● **Problem description**
Filter the records below for the word "bonus". Copy each line that holds it.

━━━━━━━━

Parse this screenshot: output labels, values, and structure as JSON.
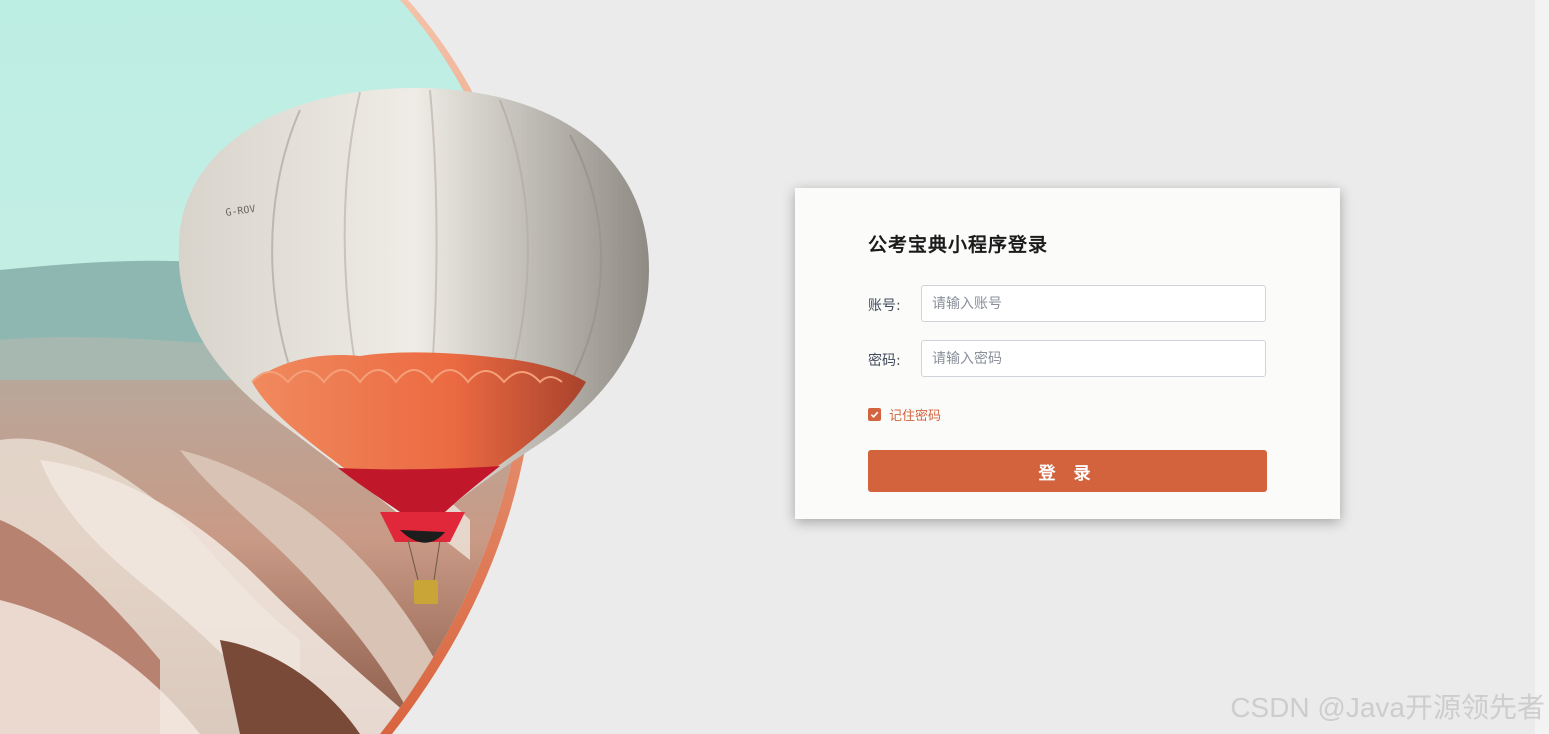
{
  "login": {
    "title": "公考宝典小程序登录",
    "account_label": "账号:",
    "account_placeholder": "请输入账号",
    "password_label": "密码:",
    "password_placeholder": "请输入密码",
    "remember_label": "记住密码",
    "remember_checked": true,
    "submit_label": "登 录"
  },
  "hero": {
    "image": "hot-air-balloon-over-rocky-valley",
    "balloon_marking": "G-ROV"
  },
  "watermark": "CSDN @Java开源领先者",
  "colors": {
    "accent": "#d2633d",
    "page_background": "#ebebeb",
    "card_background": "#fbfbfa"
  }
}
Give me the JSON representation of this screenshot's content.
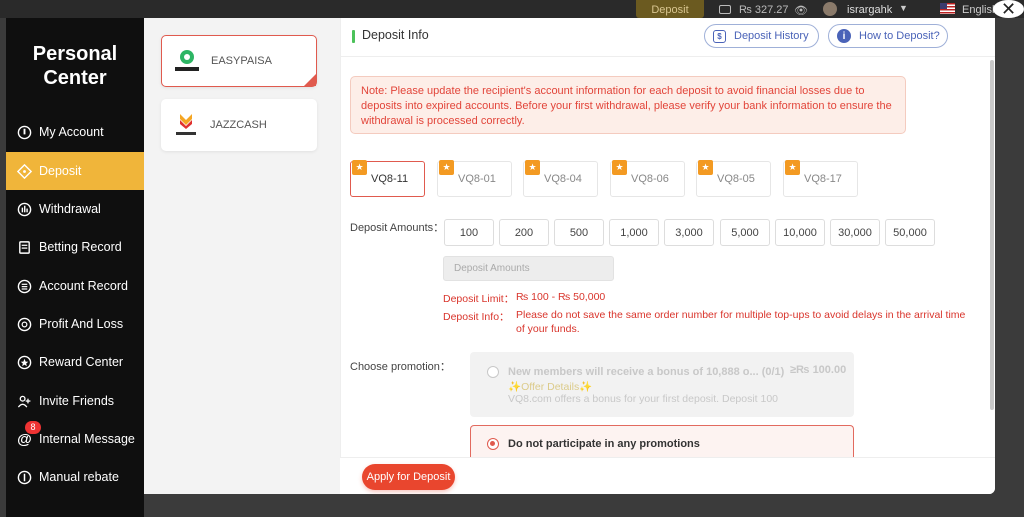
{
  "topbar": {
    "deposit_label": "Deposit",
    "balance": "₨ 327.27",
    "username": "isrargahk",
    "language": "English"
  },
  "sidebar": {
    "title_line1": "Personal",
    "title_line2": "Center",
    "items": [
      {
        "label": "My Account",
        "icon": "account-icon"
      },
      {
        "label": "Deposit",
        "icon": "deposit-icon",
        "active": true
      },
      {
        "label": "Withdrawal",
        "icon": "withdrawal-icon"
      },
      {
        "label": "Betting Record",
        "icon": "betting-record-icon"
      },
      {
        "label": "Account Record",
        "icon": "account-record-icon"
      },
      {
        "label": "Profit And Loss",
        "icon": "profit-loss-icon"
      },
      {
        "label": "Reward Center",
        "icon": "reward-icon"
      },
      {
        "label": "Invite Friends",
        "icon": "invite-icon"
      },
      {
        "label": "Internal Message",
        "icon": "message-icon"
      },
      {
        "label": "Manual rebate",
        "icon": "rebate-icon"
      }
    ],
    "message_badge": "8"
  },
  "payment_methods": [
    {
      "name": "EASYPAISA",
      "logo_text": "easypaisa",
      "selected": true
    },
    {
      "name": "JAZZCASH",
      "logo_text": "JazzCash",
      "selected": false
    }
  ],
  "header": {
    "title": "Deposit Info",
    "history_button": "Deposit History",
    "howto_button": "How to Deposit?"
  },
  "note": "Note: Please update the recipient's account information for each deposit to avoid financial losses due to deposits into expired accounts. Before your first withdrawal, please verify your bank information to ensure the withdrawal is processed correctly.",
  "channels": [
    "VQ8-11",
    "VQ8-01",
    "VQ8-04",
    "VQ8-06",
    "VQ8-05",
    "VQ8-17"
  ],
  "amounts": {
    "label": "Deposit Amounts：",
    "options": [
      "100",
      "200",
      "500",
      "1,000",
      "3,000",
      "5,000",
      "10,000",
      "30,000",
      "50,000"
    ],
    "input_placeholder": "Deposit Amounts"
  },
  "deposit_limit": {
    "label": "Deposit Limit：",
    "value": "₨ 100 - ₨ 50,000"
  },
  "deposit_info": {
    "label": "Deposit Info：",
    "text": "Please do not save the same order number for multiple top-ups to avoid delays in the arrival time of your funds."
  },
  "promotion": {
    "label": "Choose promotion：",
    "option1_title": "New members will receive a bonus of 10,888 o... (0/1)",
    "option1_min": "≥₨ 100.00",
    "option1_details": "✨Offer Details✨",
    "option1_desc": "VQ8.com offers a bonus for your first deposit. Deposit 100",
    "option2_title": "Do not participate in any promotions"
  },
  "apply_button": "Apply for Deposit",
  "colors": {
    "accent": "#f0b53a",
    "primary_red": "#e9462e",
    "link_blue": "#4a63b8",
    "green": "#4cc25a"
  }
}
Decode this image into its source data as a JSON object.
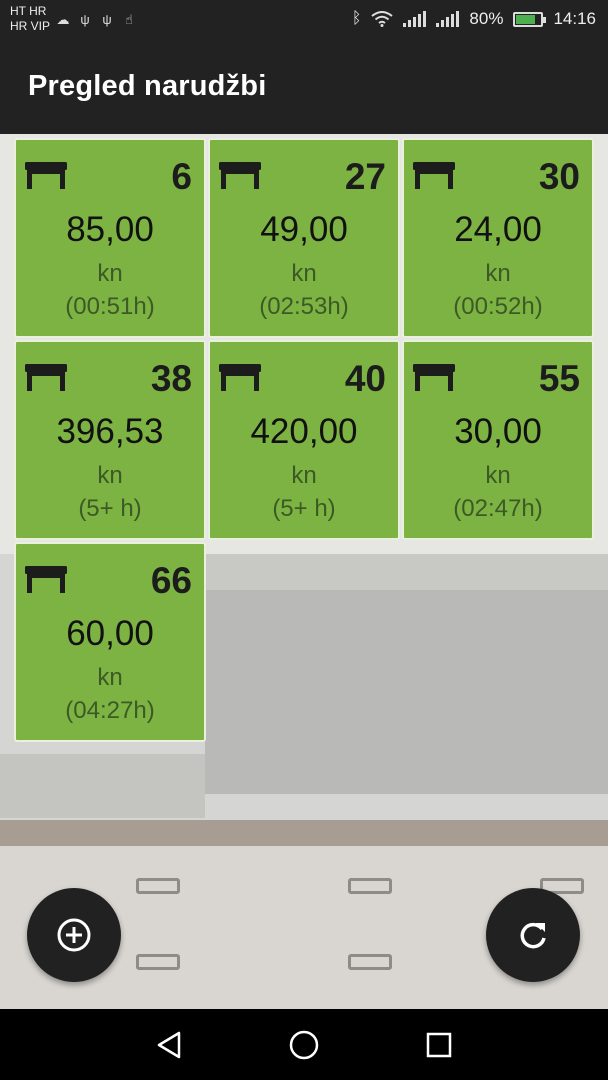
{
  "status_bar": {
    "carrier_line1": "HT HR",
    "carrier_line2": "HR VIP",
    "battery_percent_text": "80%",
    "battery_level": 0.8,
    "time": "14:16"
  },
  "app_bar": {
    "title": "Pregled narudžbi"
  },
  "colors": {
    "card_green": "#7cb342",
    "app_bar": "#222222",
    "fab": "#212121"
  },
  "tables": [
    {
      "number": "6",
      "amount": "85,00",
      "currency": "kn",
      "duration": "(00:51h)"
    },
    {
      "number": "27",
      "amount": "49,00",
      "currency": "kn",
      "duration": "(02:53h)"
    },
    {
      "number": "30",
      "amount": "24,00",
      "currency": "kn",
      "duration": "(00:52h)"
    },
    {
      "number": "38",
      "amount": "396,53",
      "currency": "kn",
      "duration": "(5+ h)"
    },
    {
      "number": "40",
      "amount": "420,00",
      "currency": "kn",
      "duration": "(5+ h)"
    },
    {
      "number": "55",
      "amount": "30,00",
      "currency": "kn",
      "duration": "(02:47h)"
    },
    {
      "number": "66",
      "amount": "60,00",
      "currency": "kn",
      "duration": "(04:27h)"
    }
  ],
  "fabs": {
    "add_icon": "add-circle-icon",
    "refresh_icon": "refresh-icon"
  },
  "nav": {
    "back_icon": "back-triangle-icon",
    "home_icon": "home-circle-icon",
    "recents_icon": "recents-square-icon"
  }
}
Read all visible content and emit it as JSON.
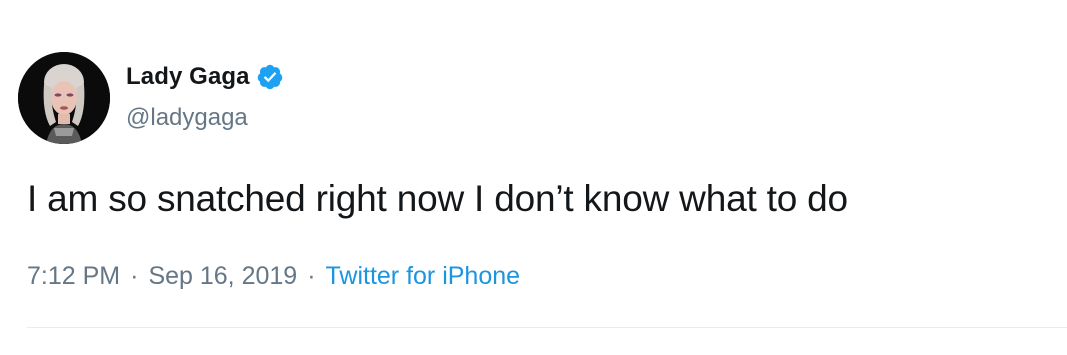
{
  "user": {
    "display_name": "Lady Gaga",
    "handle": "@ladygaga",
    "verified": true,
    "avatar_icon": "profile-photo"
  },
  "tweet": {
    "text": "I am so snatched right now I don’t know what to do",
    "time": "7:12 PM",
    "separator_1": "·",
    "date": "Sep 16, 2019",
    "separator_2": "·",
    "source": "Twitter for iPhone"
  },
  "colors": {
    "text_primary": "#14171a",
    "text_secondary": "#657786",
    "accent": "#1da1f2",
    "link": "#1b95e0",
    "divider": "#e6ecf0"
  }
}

━━━━━━━━

● **Output**
    "option1_title": "New members will receive a bonus of 10,888 o... (0/1)",
    "option1_desc": "VQ8.com offers a bonus for your first deposit. Deposit 100",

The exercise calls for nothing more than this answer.